■ **Work instructions**: Transcribe the records in full, keeping every character as it is.

** Start Data for this task **

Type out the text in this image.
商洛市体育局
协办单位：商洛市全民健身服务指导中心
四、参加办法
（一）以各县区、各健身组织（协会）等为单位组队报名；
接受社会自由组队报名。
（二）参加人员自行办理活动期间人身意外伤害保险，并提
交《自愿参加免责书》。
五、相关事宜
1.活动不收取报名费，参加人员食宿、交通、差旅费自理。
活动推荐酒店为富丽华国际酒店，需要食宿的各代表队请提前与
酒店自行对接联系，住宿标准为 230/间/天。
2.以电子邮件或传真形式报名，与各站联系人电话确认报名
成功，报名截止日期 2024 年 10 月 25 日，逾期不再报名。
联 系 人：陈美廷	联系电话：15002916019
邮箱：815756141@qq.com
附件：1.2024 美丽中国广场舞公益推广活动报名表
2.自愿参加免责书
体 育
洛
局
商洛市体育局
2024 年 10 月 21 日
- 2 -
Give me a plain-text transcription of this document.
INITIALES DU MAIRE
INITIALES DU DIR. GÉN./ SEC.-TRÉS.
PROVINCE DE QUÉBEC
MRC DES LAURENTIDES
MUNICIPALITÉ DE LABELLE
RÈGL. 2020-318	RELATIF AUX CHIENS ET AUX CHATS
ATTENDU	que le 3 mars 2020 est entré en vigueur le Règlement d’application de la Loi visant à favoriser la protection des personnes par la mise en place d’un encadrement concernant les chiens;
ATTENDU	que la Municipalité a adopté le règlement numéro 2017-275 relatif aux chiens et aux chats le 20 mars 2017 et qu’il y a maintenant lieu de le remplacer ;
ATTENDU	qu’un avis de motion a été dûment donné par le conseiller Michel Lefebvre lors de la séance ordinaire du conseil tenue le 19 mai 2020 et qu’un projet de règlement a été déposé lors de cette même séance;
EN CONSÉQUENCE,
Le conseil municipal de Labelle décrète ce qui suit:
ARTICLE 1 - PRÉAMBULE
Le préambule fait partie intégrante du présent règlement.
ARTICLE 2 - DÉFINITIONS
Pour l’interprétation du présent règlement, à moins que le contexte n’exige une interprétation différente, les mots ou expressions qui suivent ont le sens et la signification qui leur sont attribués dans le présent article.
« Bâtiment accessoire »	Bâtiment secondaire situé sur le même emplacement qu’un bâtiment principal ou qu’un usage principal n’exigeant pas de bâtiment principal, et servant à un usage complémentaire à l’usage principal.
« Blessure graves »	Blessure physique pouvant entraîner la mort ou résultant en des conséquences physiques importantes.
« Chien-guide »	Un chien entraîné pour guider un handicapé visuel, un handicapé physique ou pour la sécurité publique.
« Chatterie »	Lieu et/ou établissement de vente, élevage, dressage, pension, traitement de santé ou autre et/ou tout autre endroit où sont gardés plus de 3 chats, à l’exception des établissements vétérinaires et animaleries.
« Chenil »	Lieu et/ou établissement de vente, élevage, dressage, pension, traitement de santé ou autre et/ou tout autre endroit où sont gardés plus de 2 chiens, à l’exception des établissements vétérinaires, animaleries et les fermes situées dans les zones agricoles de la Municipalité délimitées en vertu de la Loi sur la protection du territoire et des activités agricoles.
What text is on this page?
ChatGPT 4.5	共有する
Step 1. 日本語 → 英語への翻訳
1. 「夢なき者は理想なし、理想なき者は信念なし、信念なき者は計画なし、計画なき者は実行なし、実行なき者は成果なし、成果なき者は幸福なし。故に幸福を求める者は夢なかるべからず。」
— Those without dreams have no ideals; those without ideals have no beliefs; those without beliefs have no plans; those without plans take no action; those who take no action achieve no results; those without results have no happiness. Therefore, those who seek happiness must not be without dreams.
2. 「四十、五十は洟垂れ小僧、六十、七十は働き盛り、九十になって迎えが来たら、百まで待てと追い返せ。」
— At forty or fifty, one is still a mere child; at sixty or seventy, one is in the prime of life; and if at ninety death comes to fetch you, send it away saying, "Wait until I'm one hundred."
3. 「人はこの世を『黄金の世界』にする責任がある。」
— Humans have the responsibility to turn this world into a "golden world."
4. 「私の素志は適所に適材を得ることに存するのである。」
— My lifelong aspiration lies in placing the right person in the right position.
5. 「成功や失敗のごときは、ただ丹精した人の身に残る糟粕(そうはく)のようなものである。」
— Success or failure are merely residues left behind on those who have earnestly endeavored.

** End Data for this task **

■ **Final result**:
Type out the text in this image.
商洛市体育局
协办单位：商洛市全民健身服务指导中心
四、参加办法
（一）以各县区、各健身组织（协会）等为单位组队报名；
接受社会自由组队报名。
（二）参加人员自行办理活动期间人身意外伤害保险，并提
交《自愿参加免责书》。
五、相关事宜
1.活动不收取报名费，参加人员食宿、交通、差旅费自理。
活动推荐酒店为富丽华国际酒店，需要食宿的各代表队请提前与
酒店自行对接联系，住宿标准为 230/间/天。
2.以电子邮件或传真形式报名，与各站联系人电话确认报名
成功，报名截止日期 2024 年 10 月 25 日，逾期不再报名。
联 系 人：陈美廷	联系电话：15002916019
邮箱：815756141@qq.com
附件：1.2024 美丽中国广场舞公益推广活动报名表
2.自愿参加免责书
体 育
洛
局
商洛市体育局
2024 年 10 月 21 日
- 2 -
Give me a plain-text transcription of this document.
INITIALES DU MAIRE
INITIALES DU DIR. GÉN./ SEC.-TRÉS.
PROVINCE DE QUÉBEC
MRC DES LAURENTIDES
MUNICIPALITÉ DE LABELLE
RÈGL. 2020-318	RELATIF AUX CHIENS ET AUX CHATS
ATTENDU	que le 3 mars 2020 est entré en vigueur le Règlement d’application de la Loi visant à favoriser la protection des personnes par la mise en place d’un encadrement concernant les chiens;
ATTENDU	que la Municipalité a adopté le règlement numéro 2017-275 relatif aux chiens et aux chats le 20 mars 2017 et qu’il y a maintenant lieu de le remplacer ;
ATTENDU	qu’un avis de motion a été dûment donné par le conseiller Michel Lefebvre lors de la séance ordinaire du conseil tenue le 19 mai 2020 et qu’un projet de règlement a été déposé lors de cette même séance;
EN CONSÉQUENCE,
Le conseil municipal de Labelle décrète ce qui suit:
ARTICLE 1 - PRÉAMBULE
Le préambule fait partie intégrante du présent règlement.
ARTICLE 2 - DÉFINITIONS
Pour l’interprétation du présent règlement, à moins que le contexte n’exige une interprétation différente, les mots ou expressions qui suivent ont le sens et la signification qui leur sont attribués dans le présent article.
« Bâtiment accessoire »	Bâtiment secondaire situé sur le même emplacement qu’un bâtiment principal ou qu’un usage principal n’exigeant pas de bâtiment principal, et servant à un usage complémentaire à l’usage principal.
« Blessure graves »	Blessure physique pouvant entraîner la mort ou résultant en des conséquences physiques importantes.
« Chien-guide »	Un chien entraîné pour guider un handicapé visuel, un handicapé physique ou pour la sécurité publique.
« Chatterie »	Lieu et/ou établissement de vente, élevage, dressage, pension, traitement de santé ou autre et/ou tout autre endroit où sont gardés plus de 3 chats, à l’exception des établissements vétérinaires et animaleries.
« Chenil »	Lieu et/ou établissement de vente, élevage, dressage, pension, traitement de santé ou autre et/ou tout autre endroit où sont gardés plus de 2 chiens, à l’exception des établissements vétérinaires, animaleries et les fermes situées dans les zones agricoles de la Municipalité délimitées en vertu de la Loi sur la protection du territoire et des activités agricoles.
What text is on this page?
ChatGPT 4.5	共有する
Step 1. 日本語 → 英語への翻訳
1. 「夢なき者は理想なし、理想なき者は信念なし、信念なき者は計画なし、計画なき者は実行なし、実行なき者は成果なし、成果なき者は幸福なし。故に幸福を求める者は夢なかるべからず。」
— Those without dreams have no ideals; those without ideals have no beliefs; those without beliefs have no plans; those without plans take no action; those who take no action achieve no results; those without results have no happiness. Therefore, those who seek happiness must not be without dreams.
2. 「四十、五十は洟垂れ小僧、六十、七十は働き盛り、九十になって迎えが来たら、百まで待てと追い返せ。」
— At forty or fifty, one is still a mere child; at sixty or seventy, one is in the prime of life; and if at ninety death comes to fetch you, send it away saying, "Wait until I'm one hundred."
3. 「人はこの世を『黄金の世界』にする責任がある。」
— Humans have the responsibility to turn this world into a "golden world."
4. 「私の素志は適所に適材を得ることに存するのである。」
— My lifelong aspiration lies in placing the right person in the right position.
5. 「成功や失敗のごときは、ただ丹精した人の身に残る糟粕(そうはく)のようなものである。」
— Success or failure are merely residues left behind on those who have earnestly endeavored.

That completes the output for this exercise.